YOUR OBJECTIVE:
Identify every line in the records below that contains the word "ἰδίᾳ", and copy each of those lines.

──────── PROVIDED RECORDS ────────

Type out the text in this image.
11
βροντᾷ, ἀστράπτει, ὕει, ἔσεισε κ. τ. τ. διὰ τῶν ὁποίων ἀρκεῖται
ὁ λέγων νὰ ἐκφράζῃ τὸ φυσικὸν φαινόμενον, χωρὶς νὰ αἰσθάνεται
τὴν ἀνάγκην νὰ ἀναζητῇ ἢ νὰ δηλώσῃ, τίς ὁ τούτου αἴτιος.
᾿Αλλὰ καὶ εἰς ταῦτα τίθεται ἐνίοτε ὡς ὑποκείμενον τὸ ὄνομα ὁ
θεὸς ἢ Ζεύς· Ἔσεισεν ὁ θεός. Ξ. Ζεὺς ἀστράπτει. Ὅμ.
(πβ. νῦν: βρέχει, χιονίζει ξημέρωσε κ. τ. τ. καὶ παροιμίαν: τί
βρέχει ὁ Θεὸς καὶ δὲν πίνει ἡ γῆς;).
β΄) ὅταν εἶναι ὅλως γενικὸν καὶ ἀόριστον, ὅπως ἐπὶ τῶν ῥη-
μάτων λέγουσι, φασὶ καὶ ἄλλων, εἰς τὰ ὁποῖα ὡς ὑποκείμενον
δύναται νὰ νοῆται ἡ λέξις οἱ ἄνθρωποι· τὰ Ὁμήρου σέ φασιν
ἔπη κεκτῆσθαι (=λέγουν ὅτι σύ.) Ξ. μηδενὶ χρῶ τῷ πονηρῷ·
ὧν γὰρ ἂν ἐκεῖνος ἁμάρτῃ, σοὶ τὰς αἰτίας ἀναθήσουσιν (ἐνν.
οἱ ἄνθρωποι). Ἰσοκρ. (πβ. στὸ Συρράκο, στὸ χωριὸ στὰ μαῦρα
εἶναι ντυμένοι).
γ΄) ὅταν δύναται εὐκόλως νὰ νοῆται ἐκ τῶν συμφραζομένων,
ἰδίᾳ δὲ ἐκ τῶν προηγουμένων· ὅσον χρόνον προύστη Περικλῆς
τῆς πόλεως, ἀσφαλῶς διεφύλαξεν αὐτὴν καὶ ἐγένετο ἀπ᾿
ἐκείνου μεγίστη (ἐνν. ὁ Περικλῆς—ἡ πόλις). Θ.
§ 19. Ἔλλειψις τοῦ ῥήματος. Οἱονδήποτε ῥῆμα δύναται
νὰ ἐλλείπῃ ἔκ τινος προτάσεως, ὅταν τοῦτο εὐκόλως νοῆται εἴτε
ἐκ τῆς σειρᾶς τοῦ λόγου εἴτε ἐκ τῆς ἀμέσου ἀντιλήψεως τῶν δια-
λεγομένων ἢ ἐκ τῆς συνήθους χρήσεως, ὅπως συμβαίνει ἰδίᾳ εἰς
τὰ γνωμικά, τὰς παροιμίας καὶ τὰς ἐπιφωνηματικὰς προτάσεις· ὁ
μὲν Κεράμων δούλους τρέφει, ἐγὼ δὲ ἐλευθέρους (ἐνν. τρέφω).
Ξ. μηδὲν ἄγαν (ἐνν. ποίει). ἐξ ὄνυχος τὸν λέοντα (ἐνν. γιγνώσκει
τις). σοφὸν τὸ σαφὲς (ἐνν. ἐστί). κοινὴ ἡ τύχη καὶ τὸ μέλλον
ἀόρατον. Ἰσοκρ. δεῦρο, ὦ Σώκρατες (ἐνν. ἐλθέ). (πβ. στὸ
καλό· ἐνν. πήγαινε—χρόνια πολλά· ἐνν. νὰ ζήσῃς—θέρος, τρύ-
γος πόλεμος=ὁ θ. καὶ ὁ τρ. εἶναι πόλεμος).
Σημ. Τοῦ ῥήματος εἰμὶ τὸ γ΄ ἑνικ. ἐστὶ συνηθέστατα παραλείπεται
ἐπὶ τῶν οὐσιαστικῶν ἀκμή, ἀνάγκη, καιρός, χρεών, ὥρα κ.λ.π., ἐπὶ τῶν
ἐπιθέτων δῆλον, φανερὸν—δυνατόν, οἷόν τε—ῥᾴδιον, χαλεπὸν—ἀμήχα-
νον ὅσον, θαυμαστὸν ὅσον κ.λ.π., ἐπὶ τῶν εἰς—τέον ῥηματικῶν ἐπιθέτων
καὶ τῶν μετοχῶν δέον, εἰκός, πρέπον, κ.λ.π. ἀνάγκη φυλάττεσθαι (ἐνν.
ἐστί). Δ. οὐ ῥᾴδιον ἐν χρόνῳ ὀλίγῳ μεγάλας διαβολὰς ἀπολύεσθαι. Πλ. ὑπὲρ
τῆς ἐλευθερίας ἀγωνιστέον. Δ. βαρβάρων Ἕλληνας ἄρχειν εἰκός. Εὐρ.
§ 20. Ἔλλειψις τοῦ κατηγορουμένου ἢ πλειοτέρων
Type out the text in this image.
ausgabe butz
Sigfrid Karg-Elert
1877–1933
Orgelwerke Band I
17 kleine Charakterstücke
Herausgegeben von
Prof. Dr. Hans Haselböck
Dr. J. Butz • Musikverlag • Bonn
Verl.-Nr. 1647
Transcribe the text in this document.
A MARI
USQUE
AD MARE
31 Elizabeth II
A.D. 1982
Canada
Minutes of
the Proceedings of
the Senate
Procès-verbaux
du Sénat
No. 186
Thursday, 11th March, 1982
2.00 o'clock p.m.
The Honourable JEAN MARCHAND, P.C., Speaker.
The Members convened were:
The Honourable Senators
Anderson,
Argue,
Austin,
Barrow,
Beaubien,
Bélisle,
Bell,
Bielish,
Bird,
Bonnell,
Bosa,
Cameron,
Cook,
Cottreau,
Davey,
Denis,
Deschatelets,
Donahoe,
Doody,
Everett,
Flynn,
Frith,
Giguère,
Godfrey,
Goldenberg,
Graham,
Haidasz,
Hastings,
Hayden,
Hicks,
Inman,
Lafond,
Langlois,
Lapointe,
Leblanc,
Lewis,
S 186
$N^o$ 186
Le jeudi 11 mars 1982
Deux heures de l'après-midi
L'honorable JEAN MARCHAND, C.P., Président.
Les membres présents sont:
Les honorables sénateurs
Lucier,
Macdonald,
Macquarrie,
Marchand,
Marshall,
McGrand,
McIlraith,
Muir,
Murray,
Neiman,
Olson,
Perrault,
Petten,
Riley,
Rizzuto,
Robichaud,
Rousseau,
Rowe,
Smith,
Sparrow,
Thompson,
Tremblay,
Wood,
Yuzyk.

────────

EXERCISE SOLUTION:
ἰδίᾳ δὲ ἐκ τῶν προηγουμένων· ὅσον χρόνον προύστη Περικλῆς
λεγομένων ἢ ἐκ τῆς συνήθους χρήσεως, ὅπως συμβαίνει ἰδίᾳ εἰς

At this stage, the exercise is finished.